Linhas:
_ _ _ _

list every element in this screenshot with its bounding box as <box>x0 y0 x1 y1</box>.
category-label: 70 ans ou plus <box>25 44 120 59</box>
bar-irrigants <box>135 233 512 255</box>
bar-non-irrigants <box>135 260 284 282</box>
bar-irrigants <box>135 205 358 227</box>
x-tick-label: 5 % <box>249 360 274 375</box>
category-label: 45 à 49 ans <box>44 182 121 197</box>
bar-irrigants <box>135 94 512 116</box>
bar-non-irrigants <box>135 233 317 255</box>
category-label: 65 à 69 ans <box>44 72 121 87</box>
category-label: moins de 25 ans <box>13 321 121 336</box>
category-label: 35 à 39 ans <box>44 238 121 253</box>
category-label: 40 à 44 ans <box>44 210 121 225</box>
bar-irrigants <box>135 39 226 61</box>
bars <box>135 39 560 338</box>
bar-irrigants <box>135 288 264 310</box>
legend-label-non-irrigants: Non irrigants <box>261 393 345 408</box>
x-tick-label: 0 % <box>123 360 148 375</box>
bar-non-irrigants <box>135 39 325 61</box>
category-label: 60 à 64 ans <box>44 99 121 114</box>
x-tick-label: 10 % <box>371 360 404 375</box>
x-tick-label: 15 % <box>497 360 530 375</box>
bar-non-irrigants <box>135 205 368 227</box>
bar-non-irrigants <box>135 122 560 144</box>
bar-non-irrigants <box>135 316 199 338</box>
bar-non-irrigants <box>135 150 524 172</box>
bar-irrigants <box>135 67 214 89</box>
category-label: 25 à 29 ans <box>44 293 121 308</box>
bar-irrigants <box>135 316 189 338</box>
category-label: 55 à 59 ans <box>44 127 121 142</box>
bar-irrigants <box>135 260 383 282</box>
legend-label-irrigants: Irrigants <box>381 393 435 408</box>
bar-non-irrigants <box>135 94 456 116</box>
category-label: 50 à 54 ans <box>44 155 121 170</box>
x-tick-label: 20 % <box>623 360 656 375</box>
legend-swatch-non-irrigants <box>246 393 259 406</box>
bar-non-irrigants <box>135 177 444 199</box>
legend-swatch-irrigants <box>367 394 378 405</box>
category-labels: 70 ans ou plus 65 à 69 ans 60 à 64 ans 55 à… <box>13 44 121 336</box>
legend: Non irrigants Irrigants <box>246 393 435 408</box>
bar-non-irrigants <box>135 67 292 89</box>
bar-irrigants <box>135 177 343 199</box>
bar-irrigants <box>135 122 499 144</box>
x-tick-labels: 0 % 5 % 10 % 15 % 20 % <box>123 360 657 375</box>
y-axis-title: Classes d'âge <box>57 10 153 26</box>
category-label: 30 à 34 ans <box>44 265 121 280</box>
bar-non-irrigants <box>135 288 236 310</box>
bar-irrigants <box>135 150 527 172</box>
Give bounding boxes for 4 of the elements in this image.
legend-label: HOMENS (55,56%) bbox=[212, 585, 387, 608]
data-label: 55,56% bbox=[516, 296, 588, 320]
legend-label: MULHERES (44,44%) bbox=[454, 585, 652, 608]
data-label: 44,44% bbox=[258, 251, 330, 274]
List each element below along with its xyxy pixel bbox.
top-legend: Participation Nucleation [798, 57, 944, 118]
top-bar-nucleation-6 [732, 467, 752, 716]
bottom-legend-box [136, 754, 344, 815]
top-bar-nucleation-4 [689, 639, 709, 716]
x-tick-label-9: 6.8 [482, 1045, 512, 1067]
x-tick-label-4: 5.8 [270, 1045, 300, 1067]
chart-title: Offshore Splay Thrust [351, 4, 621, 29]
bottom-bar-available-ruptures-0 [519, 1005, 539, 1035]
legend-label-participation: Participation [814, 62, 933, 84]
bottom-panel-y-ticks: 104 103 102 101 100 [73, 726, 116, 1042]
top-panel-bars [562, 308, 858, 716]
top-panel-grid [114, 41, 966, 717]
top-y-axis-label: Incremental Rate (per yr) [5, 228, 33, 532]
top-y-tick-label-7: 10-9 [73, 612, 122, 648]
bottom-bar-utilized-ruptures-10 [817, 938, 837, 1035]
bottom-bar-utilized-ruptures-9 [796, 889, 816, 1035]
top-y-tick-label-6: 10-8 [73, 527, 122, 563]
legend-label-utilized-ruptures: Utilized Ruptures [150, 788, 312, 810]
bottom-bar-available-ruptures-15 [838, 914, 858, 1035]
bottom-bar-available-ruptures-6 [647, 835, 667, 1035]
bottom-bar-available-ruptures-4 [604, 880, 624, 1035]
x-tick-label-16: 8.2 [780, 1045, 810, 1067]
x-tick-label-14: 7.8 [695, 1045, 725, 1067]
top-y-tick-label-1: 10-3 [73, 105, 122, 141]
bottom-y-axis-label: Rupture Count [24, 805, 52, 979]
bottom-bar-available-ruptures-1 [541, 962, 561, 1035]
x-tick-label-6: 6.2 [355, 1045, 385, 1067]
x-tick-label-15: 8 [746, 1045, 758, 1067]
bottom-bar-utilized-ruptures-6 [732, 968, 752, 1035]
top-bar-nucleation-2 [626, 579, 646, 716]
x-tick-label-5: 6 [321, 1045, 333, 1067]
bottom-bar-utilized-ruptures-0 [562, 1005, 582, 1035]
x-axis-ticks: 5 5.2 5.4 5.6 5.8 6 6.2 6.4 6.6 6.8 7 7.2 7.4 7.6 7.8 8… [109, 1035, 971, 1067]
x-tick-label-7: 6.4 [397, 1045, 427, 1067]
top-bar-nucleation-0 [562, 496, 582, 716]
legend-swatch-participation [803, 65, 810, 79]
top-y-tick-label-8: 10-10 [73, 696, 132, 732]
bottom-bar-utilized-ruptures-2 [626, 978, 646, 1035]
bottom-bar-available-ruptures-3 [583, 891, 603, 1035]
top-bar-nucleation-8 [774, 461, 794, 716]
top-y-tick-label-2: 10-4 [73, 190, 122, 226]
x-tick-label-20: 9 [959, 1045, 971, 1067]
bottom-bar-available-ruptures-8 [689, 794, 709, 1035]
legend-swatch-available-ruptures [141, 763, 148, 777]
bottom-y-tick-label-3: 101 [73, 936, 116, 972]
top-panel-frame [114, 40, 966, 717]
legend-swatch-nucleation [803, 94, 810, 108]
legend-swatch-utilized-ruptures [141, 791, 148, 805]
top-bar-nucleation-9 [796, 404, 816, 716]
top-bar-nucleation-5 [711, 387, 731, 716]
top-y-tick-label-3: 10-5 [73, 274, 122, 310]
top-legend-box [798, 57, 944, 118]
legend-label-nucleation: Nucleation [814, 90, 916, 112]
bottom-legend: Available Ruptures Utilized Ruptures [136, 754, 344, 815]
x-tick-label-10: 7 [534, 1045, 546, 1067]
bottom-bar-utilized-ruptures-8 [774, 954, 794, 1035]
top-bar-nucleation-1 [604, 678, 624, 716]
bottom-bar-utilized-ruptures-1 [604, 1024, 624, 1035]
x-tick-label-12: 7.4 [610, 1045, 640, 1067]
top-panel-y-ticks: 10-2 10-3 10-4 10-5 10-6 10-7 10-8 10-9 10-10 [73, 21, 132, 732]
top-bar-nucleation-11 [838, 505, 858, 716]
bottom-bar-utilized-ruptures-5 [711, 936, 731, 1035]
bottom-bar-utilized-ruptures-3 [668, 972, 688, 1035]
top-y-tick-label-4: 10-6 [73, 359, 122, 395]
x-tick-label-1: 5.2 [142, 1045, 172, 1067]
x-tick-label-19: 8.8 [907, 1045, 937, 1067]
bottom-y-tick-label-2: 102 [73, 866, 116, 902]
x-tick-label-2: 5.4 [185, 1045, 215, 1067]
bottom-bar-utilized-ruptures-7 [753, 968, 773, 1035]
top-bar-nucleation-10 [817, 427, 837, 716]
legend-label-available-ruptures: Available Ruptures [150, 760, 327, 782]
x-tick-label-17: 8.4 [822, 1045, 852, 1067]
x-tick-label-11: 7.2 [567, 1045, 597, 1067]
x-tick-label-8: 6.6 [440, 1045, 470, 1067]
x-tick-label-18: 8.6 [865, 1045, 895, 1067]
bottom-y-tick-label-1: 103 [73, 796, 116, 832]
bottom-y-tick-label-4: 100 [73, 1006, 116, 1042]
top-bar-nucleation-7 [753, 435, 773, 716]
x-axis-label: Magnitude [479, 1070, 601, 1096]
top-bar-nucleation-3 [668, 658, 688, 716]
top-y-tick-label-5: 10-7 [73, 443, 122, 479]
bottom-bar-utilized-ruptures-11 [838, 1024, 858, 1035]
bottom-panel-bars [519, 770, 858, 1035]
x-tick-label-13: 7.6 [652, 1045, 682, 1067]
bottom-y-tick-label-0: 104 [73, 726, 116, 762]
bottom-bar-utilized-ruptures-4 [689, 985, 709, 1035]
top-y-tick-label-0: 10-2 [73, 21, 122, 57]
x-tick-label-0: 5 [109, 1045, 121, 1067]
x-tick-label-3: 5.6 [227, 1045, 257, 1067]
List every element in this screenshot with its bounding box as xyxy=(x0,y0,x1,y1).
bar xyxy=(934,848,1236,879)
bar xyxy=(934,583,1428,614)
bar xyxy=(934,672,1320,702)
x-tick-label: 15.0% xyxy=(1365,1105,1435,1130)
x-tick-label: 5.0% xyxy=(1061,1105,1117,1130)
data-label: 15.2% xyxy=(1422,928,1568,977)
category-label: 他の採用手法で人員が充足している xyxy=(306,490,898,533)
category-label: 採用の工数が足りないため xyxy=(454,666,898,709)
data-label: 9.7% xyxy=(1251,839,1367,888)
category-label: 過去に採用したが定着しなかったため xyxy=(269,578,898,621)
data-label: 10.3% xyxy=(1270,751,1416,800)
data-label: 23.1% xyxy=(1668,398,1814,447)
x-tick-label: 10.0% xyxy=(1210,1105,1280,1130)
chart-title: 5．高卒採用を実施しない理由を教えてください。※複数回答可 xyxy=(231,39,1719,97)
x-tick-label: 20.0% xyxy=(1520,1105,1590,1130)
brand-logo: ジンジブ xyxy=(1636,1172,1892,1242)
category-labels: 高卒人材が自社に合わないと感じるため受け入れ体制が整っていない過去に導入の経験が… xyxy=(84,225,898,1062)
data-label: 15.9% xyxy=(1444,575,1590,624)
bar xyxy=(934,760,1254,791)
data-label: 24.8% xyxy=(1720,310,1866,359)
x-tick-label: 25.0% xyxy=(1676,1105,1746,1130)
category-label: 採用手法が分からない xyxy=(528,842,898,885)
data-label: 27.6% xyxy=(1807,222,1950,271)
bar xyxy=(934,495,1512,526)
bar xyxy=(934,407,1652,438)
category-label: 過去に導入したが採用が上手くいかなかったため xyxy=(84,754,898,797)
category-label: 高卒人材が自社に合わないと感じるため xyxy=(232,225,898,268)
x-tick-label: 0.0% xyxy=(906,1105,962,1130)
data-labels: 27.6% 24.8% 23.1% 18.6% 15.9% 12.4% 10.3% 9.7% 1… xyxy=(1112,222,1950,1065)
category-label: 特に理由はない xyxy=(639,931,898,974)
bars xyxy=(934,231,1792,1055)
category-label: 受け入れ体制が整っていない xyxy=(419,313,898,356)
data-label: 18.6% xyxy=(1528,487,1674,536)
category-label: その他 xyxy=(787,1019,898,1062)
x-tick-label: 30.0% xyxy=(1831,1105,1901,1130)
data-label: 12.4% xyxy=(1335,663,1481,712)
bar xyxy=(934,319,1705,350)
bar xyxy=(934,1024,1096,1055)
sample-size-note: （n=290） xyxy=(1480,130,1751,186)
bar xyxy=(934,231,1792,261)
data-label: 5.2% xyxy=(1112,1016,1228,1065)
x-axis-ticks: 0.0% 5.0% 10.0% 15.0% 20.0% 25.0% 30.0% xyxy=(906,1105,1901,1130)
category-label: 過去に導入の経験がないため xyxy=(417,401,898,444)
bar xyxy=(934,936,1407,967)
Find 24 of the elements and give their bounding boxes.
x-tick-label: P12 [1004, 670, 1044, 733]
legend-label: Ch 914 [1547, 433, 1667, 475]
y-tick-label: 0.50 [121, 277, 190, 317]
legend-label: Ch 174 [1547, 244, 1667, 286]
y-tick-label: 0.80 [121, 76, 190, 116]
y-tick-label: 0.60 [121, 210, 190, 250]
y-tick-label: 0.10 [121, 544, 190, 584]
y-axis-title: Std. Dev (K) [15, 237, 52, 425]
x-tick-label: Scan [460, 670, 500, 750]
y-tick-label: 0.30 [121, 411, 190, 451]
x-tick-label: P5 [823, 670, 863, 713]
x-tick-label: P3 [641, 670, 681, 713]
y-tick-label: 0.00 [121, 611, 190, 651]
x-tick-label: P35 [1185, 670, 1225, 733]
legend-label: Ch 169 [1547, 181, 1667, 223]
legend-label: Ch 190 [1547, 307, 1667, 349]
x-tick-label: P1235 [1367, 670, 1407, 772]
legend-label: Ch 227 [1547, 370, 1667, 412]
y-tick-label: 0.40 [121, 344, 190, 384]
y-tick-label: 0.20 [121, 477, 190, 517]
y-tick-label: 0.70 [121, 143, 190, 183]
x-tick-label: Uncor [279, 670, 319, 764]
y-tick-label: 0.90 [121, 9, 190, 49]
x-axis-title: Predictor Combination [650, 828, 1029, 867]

_ _ _ _

Tarefa:
Copie sem nenhuma alteração as linhas da listagem acima, começando pela primeira e parando depois da linha que contém "category-label: 45 à".

Resposta:
list every element in this screenshot with its bounding box as <box>x0 y0 x1 y1</box>.
category-label: 70 ans ou plus <box>25 44 120 59</box>
bar-irrigants <box>135 233 512 255</box>
bar-non-irrigants <box>135 260 284 282</box>
bar-irrigants <box>135 205 358 227</box>
x-tick-label: 5 % <box>249 360 274 375</box>
category-label: 45 à 49 ans <box>44 182 121 197</box>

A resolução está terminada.